##### Task inputs #####
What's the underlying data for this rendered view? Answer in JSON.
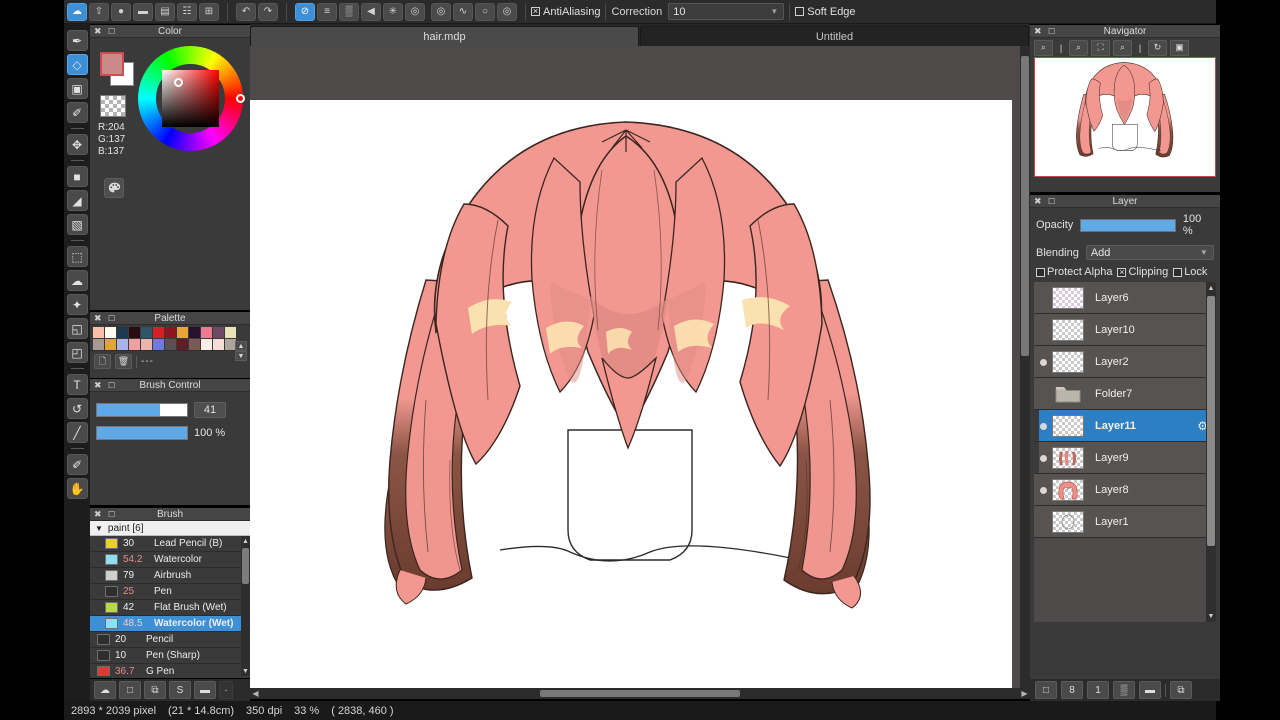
{
  "app": {
    "status": {
      "size": "2893 * 2039 pixel",
      "physical": "(21 * 14.8cm)",
      "dpi": "350 dpi",
      "zoom": "33 %",
      "coords": "( 2838, 460 )"
    }
  },
  "toolbar": {
    "group1": [
      {
        "name": "cloud-save-icon",
        "glyph": "☁",
        "active": true
      },
      {
        "name": "upload-icon",
        "glyph": "⇧"
      },
      {
        "name": "comment-bubble-icon",
        "glyph": "●"
      },
      {
        "name": "chat-icon",
        "glyph": "▬"
      },
      {
        "name": "document-icon",
        "glyph": "▤"
      },
      {
        "name": "list-panel-icon",
        "glyph": "☷"
      },
      {
        "name": "layout-icon",
        "glyph": "⊞"
      }
    ],
    "group2": [
      {
        "name": "undo-icon",
        "glyph": "↶"
      },
      {
        "name": "redo-icon",
        "glyph": "↷"
      }
    ],
    "group3": [
      {
        "name": "no-symmetry-icon",
        "glyph": "⊘",
        "active": true
      },
      {
        "name": "horizontal-lines-icon",
        "glyph": "≡"
      },
      {
        "name": "grid-icon",
        "glyph": "▒"
      },
      {
        "name": "angle-ruler-icon",
        "glyph": "◀"
      },
      {
        "name": "radial-symmetry-icon",
        "glyph": "✳"
      },
      {
        "name": "concentric-circle-icon",
        "glyph": "◎"
      }
    ],
    "group4": [
      {
        "name": "target-ruler-icon",
        "glyph": "◎"
      },
      {
        "name": "curve-ruler-icon",
        "glyph": "∿"
      },
      {
        "name": "circle-ruler-icon",
        "glyph": "○"
      },
      {
        "name": "ellipse-ruler-icon",
        "glyph": "◎"
      }
    ],
    "antialiasing_label": "AntiAliasing",
    "antialiasing_checked": true,
    "correction_label": "Correction",
    "correction_value": "10",
    "soft_edge_label": "Soft Edge",
    "soft_edge_checked": false
  },
  "tools": [
    {
      "name": "brush-tool",
      "glyph": "✒"
    },
    {
      "name": "eraser-tool",
      "glyph": "◇",
      "active": true
    },
    {
      "name": "select-rect-tool",
      "glyph": "▣"
    },
    {
      "name": "pen-tool",
      "glyph": "✐"
    },
    {
      "sep": true
    },
    {
      "name": "move-tool",
      "glyph": "✥"
    },
    {
      "sep": true
    },
    {
      "name": "fill-rect-tool",
      "glyph": "■"
    },
    {
      "name": "bucket-fill-tool",
      "glyph": "◢"
    },
    {
      "name": "gradient-tool",
      "glyph": "▧"
    },
    {
      "sep": true
    },
    {
      "name": "marquee-select-tool",
      "glyph": "⬚"
    },
    {
      "name": "lasso-select-tool",
      "glyph": "☁"
    },
    {
      "name": "magic-wand-tool",
      "glyph": "✦"
    },
    {
      "name": "select-edit-tool",
      "glyph": "◱"
    },
    {
      "name": "deselect-tool",
      "glyph": "◰"
    },
    {
      "sep": true
    },
    {
      "name": "text-tool",
      "glyph": "T"
    },
    {
      "name": "transform-tool",
      "glyph": "↺"
    },
    {
      "name": "eyedropper-tool",
      "glyph": "╱"
    },
    {
      "sep": true
    },
    {
      "name": "pencil-tool",
      "glyph": "✐"
    },
    {
      "name": "hand-tool",
      "glyph": "✋"
    }
  ],
  "color_panel": {
    "title": "Color",
    "r_label": "R:204",
    "g_label": "G:137",
    "b_label": "B:137",
    "foreground": "#cc8989",
    "background": "#ffffff"
  },
  "palette_panel": {
    "title": "Palette",
    "separator": "---",
    "row1": [
      "#f7c0a8",
      "#fdfaf0",
      "#1b3a52",
      "#2a0d10",
      "#2e5569",
      "#d81f25",
      "#8c1520",
      "#e8a63a",
      "#2a1030",
      "#f07890",
      "#6b4a63",
      "#ece2b8"
    ],
    "row2": [
      "#a79a92",
      "#e0a538",
      "#a9b3ea",
      "#f0a0a0",
      "#e8b6ae",
      "#6f7ae0",
      "#565252",
      "#5b1f2b",
      "#7a5a55",
      "#f7eee6",
      "#f4ddd2",
      "#ada49c"
    ]
  },
  "brush_control_panel": {
    "title": "Brush Control",
    "size_value": "41",
    "size_percent": 70,
    "opacity_value": "100 %",
    "opacity_percent": 100
  },
  "brush_panel": {
    "title": "Brush",
    "group_label": "paint [6]",
    "items": [
      {
        "color": "#e8d320",
        "num": "30",
        "name": "Lead Pencil (B)",
        "num_color": "#ececec",
        "indent": true
      },
      {
        "color": "#8fdff0",
        "num": "54.2",
        "name": "Watercolor",
        "num_color": "#e88b8b",
        "indent": true
      },
      {
        "color": "#cfcfcf",
        "num": "79",
        "name": "Airbrush",
        "num_color": "#ececec",
        "indent": true
      },
      {
        "color": "#2e2e2e",
        "num": "25",
        "name": "Pen",
        "num_color": "#e88b8b",
        "indent": true
      },
      {
        "color": "#b8d84a",
        "num": "42",
        "name": "Flat Brush (Wet)",
        "num_color": "#ececec",
        "indent": true
      },
      {
        "color": "#8fdff0",
        "num": "48.5",
        "name": "Watercolor (Wet)",
        "num_color": "#e88b8b",
        "indent": true,
        "selected": true
      },
      {
        "color": "#2e2e2e",
        "num": "20",
        "name": "Pencil",
        "num_color": "#ececec"
      },
      {
        "color": "#2e2e2e",
        "num": "10",
        "name": "Pen (Sharp)",
        "num_color": "#ececec"
      },
      {
        "color": "#e53535",
        "num": "36.7",
        "name": "G Pen",
        "num_color": "#e88b8b"
      }
    ],
    "bottom_buttons": [
      {
        "name": "brush-download-button",
        "glyph": "☁"
      },
      {
        "name": "brush-new-button",
        "glyph": "□"
      },
      {
        "name": "brush-duplicate-button",
        "glyph": "⧉"
      },
      {
        "name": "brush-settings-button",
        "glyph": "S"
      },
      {
        "name": "brush-folder-button",
        "glyph": "▬"
      }
    ]
  },
  "tabs": [
    {
      "label": "hair.mdp",
      "active": true
    },
    {
      "label": "Untitled",
      "active": false
    }
  ],
  "navigator_panel": {
    "title": "Navigator",
    "tools": [
      {
        "name": "zoom-reset-icon",
        "glyph": "⌕"
      },
      {
        "name": "zoom-in-icon",
        "glyph": "⌕"
      },
      {
        "name": "fit-screen-icon",
        "glyph": "⛶"
      },
      {
        "name": "zoom-out-icon",
        "glyph": "⌕"
      },
      {
        "name": "rotate-icon",
        "glyph": "↻"
      },
      {
        "name": "fit-window-icon",
        "glyph": "▣"
      }
    ]
  },
  "layer_panel": {
    "title": "Layer",
    "opacity_label": "Opacity",
    "opacity_value": "100 %",
    "blending_label": "Blending",
    "blending_value": "Add",
    "protect_alpha_label": "Protect Alpha",
    "protect_alpha_checked": false,
    "clipping_label": "Clipping",
    "clipping_checked": true,
    "lock_label": "Lock",
    "lock_checked": false,
    "layers": [
      {
        "name": "Layer6",
        "visible": false,
        "type": "layer",
        "thumb": "empty-tint",
        "selected": false,
        "clipped": false
      },
      {
        "name": "Layer10",
        "visible": false,
        "type": "layer",
        "thumb": "empty",
        "selected": false,
        "clipped": false
      },
      {
        "name": "Layer2",
        "visible": true,
        "type": "layer",
        "thumb": "empty",
        "selected": false,
        "clipped": false
      },
      {
        "name": "Folder7",
        "visible": false,
        "type": "folder",
        "thumb": "folder",
        "selected": false,
        "clipped": false
      },
      {
        "name": "Layer11",
        "visible": true,
        "type": "layer",
        "thumb": "empty",
        "selected": true,
        "clipped": true
      },
      {
        "name": "Layer9",
        "visible": true,
        "type": "layer",
        "thumb": "hair-small",
        "selected": false,
        "clipped": true
      },
      {
        "name": "Layer8",
        "visible": true,
        "type": "layer",
        "thumb": "hair-pink",
        "selected": false,
        "clipped": false
      },
      {
        "name": "Layer1",
        "visible": false,
        "type": "layer",
        "thumb": "sketch",
        "selected": false,
        "clipped": false
      }
    ],
    "bottom_buttons": [
      {
        "name": "new-layer-button",
        "glyph": "□"
      },
      {
        "name": "new-8bit-layer-button",
        "glyph": "8"
      },
      {
        "name": "new-1bit-layer-button",
        "glyph": "1"
      },
      {
        "name": "transparency-layer-button",
        "glyph": "▒"
      },
      {
        "name": "new-folder-button",
        "glyph": "▬"
      },
      {
        "name": "duplicate-layer-button",
        "glyph": "⧉"
      }
    ]
  },
  "artwork": {
    "hair_pink": "#f29891",
    "hair_pink_light": "#f7a9a0",
    "hair_brown": "#6f4236",
    "hair_brown_dark": "#5c3328",
    "highlight": "#fbe0b0",
    "outline": "#3a2520"
  }
}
#####
### Exercise aim
Reply with nothing but the number of lines in the data above that contain "symmetry".

### Expected answer
2